:: GIVEN PASSAGE
How to Build Your Credit Score with a Credit Card?

Using a credit card responsibly is one of the fastest ways to build credit. With time and smart decisions, you can improve your credit score and create a healthy financial environment. Follow these five tips for improving your bad credit score:

  • Check your credit report: Obtain your credit report and check it thoroughly for any errors. If you see any, be sure to submit a dispute.
  • Clear debts: Catalog all of your debts and create a plan of attack to clear them. Prioritize your debts and stick to a payment schedule to pay everything down. Of course, this is easier said than done, but managing debt is a big step forward in improving your score.
  • Spend smart: Ensure you’re making all of your payments on time and in full. Try to keep your balances low, and do your best not to spend beyond your means.
  • Stick to a plan: Although you can quickly find yourself with a low score, building a positive score takes time. Stick to your financial plan, and don’t start aggressively opening and closing accounts unless it makes sense.
  • Keep climbing: Length of credit history plays into your score, but recent activity also carries weight. Your continued good credit behavior can help offset historical mistakes.

Frequently Asked Questions about Credit Cards for Bad Credit

What does bad credit mean in terms of credit cards?
::::
:: EXTRACTED ENTRIES
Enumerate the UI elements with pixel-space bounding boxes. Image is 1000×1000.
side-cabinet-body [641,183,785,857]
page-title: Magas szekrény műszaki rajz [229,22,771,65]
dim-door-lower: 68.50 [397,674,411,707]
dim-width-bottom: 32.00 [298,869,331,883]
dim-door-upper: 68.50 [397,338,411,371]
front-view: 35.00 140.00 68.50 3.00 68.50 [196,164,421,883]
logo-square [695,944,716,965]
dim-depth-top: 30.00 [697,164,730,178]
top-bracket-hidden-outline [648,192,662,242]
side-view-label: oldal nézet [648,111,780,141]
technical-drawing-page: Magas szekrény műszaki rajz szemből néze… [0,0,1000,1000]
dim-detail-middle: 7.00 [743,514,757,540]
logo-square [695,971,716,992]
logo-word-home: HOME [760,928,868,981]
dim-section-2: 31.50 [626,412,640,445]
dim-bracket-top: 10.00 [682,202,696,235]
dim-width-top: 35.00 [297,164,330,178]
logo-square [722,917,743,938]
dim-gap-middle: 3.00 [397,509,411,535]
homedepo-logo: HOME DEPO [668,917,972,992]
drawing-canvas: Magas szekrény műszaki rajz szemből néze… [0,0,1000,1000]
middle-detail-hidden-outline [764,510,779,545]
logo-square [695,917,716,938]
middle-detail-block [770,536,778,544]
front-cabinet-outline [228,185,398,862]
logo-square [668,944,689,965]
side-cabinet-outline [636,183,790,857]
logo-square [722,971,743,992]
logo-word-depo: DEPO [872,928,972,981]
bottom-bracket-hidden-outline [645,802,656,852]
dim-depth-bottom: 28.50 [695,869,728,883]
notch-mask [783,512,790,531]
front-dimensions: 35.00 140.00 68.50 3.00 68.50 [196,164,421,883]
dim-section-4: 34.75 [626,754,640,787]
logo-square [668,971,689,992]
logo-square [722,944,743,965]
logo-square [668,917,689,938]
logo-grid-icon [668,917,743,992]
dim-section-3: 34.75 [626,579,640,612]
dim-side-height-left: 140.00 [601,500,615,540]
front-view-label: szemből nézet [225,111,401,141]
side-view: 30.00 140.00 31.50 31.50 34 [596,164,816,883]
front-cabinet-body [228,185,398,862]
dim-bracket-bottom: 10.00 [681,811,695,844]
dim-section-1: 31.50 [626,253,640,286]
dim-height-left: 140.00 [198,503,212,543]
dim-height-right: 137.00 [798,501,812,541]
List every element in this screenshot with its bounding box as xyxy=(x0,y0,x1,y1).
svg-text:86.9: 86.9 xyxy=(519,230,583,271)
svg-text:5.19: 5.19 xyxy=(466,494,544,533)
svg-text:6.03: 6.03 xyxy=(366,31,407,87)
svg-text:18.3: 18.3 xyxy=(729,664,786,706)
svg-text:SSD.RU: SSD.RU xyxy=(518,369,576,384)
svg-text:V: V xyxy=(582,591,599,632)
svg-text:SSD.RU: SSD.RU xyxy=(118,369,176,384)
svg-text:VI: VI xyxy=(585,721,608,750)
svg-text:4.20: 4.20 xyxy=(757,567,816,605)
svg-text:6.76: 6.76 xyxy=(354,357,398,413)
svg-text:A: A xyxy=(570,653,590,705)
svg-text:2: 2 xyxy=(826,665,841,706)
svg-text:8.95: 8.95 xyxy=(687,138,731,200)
::::
◆ STUDY QUESTIONS ◆
a: Retype the credit score passage from "How to Build" to "improving your score.".
b: Continue the credit score passage from where it stops.
None of the work requires the items.

◆ ANSWERS FOR THIS EXERCISE ◆
a:
How to Build Your Credit Score with a Credit Card?

Using a credit card responsibly is one of the fastest ways to build credit. With time and smart decisions, you can improve your credit score and create a healthy financial environment. Follow these five tips for improving your bad credit score:

  • Check your credit report: Obtain your credit report and check it thoroughly for any errors. If you see any, be sure to submit a dispute.
  • Clear debts: Catalog all of your debts and create a plan of attack to clear them. Prioritize your debts and stick to a payment schedule to pay everything down. Of course, this is easier said than done, but managing debt is a big step forward in improving your score.

b:
Bad credit is generally defined as a credit score below 630 on a scale of 300 to 850. Credit scores measure how safe or risky it is to lend to someone. The higher the risk, the lower the score. If you’ve made mistakes with credit — missing multiple payments, maxing out accounts, having bills turned over to collection agencies, your score can drop into the bad-credit range. Also, if you’re new to credit, you might not have a credit score at all, which in many ways is functionally equivalent to bad credit — you’re considered a higher risk because you haven’t yet demonstrated your ability to handle borrowed money.

Can I get a credit card if I have bad credit?

Multiple credit card issuers have cards specifically designed for people with bad credit. (They’re often advertised as ideal for “rebuilding” credit.) These are generally “starter cards” — they don’t offer rewards or perks, they charge high interest rates, and some of them come with steep fees. We generally recommend secured credit cards to people with bad credit. Secured cards require you to put down a cash deposit that the card issuer holds as collateral in case you don’t pay your bill. You get that money back when you close your account in good standing or upgrade to a regular card.

What is the difference between secured and unsecured credit cards?

Secured credit cards require an initial deposit, which serves as a layer of protection for the card issuer in case you miss payments. The deposit you make often becomes your credit limit. But you may receive a credit line that is greater than the initial deposit.

A secured credit card otherwise operates in a way that is similar to a regular, unsecured credit card. You’ll be able to purchase items with the card and then make payments. Interest is charged on balances carried month-to-month.

Unlike secured credit cards, unsecured credit cards don’t require a deposit. They allow you to buy items, charge them to the account, and then pay off the balance. However, unsecured credit cards for bad credit tend to include additional fees and higher-than-average interest rates.

Is a secured credit card my only option if I have bad credit?

A secured card isn’t your only option for bad credit — but it’s usually your best option. Some card issuers offer regular “unsecured” cards for people with bad credit. These don’t require a cash deposit, but they tend to come loaded with high fees. That’s money you can’t get back, unlike the deposit on a secured card.

What do I need to apply for a credit card for bad credit?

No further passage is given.